• What the task asks: State the number of lines in the material below that have "taza" in them, without any other text.
------------------------------------------------------------
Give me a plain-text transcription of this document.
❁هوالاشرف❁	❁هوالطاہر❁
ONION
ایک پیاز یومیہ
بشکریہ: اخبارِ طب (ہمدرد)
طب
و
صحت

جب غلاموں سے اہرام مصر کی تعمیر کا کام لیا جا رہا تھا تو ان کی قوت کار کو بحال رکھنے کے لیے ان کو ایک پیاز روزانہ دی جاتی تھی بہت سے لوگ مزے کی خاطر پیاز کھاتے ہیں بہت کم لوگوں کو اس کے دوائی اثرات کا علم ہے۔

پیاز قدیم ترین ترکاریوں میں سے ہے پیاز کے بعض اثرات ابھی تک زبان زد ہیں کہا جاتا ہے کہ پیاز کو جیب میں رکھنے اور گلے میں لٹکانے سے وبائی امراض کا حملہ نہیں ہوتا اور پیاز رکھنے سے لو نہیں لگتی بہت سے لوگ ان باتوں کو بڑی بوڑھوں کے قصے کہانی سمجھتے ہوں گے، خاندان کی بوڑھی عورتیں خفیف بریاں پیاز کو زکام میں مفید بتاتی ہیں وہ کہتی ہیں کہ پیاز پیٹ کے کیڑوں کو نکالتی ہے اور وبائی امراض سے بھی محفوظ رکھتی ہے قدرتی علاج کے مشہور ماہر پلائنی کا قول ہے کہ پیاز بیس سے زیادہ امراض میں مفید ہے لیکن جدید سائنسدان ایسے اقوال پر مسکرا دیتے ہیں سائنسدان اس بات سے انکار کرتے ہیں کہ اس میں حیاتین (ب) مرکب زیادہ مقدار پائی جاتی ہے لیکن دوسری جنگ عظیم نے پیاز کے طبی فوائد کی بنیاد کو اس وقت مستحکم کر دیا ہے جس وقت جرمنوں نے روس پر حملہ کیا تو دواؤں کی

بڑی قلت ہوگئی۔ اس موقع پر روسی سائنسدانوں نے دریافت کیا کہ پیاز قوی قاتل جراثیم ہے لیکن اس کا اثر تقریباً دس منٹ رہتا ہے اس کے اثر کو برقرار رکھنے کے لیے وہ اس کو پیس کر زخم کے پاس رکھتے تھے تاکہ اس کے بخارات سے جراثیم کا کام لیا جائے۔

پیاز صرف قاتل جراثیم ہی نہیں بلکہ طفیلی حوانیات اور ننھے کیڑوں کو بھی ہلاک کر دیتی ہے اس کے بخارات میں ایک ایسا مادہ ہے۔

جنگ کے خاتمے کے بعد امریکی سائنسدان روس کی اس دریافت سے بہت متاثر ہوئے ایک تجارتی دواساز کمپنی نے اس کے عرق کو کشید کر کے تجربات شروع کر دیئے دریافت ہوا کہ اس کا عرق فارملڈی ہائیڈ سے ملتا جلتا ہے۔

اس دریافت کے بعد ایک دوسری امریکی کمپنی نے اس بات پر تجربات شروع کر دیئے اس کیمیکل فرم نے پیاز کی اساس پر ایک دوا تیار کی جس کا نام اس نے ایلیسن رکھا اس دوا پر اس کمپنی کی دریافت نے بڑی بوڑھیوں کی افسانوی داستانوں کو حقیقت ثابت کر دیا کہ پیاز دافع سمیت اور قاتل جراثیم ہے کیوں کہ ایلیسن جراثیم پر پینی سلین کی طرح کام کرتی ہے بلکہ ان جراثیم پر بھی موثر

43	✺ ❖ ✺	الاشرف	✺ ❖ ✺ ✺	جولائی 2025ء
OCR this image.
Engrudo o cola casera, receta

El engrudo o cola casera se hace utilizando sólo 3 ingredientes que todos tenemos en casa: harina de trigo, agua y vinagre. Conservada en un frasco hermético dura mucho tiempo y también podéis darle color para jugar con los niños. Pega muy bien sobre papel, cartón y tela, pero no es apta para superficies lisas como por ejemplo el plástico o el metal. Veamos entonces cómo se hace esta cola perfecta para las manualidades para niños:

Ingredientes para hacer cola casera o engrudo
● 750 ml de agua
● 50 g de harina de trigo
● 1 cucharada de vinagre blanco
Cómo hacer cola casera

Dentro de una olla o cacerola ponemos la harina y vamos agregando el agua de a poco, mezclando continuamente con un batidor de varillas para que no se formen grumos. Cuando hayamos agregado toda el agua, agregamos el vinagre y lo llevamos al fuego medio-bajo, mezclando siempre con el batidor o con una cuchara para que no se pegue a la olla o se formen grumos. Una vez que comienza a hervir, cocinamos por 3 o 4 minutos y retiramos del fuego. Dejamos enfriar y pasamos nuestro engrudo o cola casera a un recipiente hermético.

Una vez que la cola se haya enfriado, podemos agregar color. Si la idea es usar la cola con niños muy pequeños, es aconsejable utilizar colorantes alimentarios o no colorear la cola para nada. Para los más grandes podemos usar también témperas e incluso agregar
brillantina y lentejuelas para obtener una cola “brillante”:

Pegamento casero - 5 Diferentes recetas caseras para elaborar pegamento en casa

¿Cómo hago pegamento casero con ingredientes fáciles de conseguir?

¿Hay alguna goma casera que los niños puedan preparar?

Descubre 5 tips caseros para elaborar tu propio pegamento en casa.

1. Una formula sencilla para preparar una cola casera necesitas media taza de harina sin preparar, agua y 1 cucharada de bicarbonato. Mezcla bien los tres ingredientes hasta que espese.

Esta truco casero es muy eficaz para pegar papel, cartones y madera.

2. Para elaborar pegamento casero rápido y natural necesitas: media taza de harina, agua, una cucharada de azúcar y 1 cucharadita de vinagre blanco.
------------------------------------------------------------
• Result for this exercise: 2